- **Written problem**
Please transcribe every one of the following entries word for word, line by line.

- **Supplied material**
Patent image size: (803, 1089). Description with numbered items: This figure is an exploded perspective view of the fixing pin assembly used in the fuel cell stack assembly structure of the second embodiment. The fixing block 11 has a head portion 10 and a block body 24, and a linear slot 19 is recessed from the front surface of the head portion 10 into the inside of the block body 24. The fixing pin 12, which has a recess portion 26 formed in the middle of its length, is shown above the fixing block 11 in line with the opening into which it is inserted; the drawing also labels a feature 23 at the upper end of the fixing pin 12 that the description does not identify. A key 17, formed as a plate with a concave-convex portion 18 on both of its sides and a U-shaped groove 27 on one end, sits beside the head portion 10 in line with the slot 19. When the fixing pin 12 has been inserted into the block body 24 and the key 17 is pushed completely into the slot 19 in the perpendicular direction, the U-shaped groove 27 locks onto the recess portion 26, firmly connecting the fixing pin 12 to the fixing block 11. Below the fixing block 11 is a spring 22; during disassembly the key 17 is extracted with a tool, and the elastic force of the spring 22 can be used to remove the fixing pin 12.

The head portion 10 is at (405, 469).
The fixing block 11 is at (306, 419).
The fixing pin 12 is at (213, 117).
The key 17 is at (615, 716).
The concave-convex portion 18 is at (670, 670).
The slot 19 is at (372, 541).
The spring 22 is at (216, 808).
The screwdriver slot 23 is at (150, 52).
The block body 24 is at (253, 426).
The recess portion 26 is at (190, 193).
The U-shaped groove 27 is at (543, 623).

- **Answer to the task**
Patent image size: (803, 1089). Description with numbered items: This figure is an exploded perspective view of the fixing pin assembly used in the fuel cell stack assembly structure of the second embodiment. The fixing block 11 has a head portion 10 and a block body 24, and a linear slot 19 is recessed from the front surface of the head portion 10 into the inside of the block body 24. The fixing pin 12, which has a recess portion 26 formed in the middle of its length, is shown above the fixing block 11 in line with the opening into which it is inserted; the drawing also labels a feature 23 at the upper end of the fixing pin 12 that the description does not identify. A key 17, formed as a plate with a concave-convex portion 18 on both of its sides and a U-shaped groove 27 on one end, sits beside the head portion 10 in line with the slot 19. When the fixing pin 12 has been inserted into the block body 24 and the key 17 is pushed completely into the slot 19 in the perpendicular direction, the U-shaped groove 27 locks onto the recess portion 26, firmly connecting the fixing pin 12 to the fixing block 11. Below the fixing block 11 is a spring 22; during disassembly the key 17 is extracted with a tool, and the elastic force of the spring 22 can be used to remove the fixing pin 12.

The head portion 10 is at (405, 469).
The fixing block 11 is at (306, 419).
The fixing pin 12 is at (213, 117).
The key 17 is at (615, 716).
The concave-convex portion 18 is at (670, 670).
The slot 19 is at (372, 541).
The spring 22 is at (216, 808).
The screwdriver slot 23 is at (150, 52).
The block body 24 is at (253, 426).
The recess portion 26 is at (190, 193).
The U-shaped groove 27 is at (543, 623).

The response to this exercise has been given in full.